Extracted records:
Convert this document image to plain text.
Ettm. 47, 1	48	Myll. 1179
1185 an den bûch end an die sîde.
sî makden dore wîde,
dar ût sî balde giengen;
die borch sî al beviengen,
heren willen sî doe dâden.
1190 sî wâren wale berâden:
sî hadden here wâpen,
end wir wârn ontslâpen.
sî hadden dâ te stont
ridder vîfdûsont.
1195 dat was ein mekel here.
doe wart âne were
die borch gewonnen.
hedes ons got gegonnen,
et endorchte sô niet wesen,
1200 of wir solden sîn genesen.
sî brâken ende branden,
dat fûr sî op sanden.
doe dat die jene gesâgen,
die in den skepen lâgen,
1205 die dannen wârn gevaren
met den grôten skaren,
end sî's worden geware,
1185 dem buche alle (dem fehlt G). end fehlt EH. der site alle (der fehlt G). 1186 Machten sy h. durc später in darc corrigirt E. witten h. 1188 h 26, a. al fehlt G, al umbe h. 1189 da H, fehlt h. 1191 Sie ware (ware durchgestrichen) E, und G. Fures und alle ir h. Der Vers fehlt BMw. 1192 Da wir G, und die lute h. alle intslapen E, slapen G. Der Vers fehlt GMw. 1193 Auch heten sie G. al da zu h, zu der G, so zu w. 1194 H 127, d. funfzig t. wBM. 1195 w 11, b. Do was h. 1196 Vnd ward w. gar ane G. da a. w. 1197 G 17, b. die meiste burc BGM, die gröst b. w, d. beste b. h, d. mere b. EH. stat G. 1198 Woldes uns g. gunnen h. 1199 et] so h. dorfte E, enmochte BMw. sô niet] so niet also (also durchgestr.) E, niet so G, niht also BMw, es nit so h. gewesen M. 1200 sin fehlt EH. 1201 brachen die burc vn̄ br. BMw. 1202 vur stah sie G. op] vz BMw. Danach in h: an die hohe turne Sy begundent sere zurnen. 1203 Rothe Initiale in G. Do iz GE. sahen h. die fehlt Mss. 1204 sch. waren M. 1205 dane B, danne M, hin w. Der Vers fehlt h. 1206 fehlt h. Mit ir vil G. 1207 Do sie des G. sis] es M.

▶ Your assignment: Reproduce the data exactly, character for character.

▶ Result of this exercise:
Convert this document image to plain text.
Ettm. 47, 1	48	Myll. 1179
1185 an den bûch end an die sîde.
sî makden dore wîde,
dar ût sî balde giengen;
die borch sî al beviengen,
heren willen sî doe dâden.
1190 sî wâren wale berâden:
sî hadden here wâpen,
end wir wârn ontslâpen.
sî hadden dâ te stont
ridder vîfdûsont.
1195 dat was ein mekel here.
doe wart âne were
die borch gewonnen.
hedes ons got gegonnen,
et endorchte sô niet wesen,
1200 of wir solden sîn genesen.
sî brâken ende branden,
dat fûr sî op sanden.
doe dat die jene gesâgen,
die in den skepen lâgen,
1205 die dannen wârn gevaren
met den grôten skaren,
end sî's worden geware,
1185 dem buche alle (dem fehlt G). end fehlt EH. der site alle (der fehlt G). 1186 Machten sy h. durc später in darc corrigirt E. witten h. 1188 h 26, a. al fehlt G, al umbe h. 1189 da H, fehlt h. 1191 Sie ware (ware durchgestrichen) E, und G. Fures und alle ir h. Der Vers fehlt BMw. 1192 Da wir G, und die lute h. alle intslapen E, slapen G. Der Vers fehlt GMw. 1193 Auch heten sie G. al da zu h, zu der G, so zu w. 1194 H 127, d. funfzig t. wBM. 1195 w 11, b. Do was h. 1196 Vnd ward w. gar ane G. da a. w. 1197 G 17, b. die meiste burc BGM, die gröst b. w, d. beste b. h, d. mere b. EH. stat G. 1198 Woldes uns g. gunnen h. 1199 et] so h. dorfte E, enmochte BMw. sô niet] so niet also (also durchgestr.) E, niet so G, niht also BMw, es nit so h. gewesen M. 1200 sin fehlt EH. 1201 brachen die burc vn̄ br. BMw. 1202 vur stah sie G. op] vz BMw. Danach in h: an die hohe turne Sy begundent sere zurnen. 1203 Rothe Initiale in G. Do iz GE. sahen h. die fehlt Mss. 1204 sch. waren M. 1205 dane B, danne M, hin w. Der Vers fehlt h. 1206 fehlt h. Mit ir vil G. 1207 Do sie des G. sis] es M.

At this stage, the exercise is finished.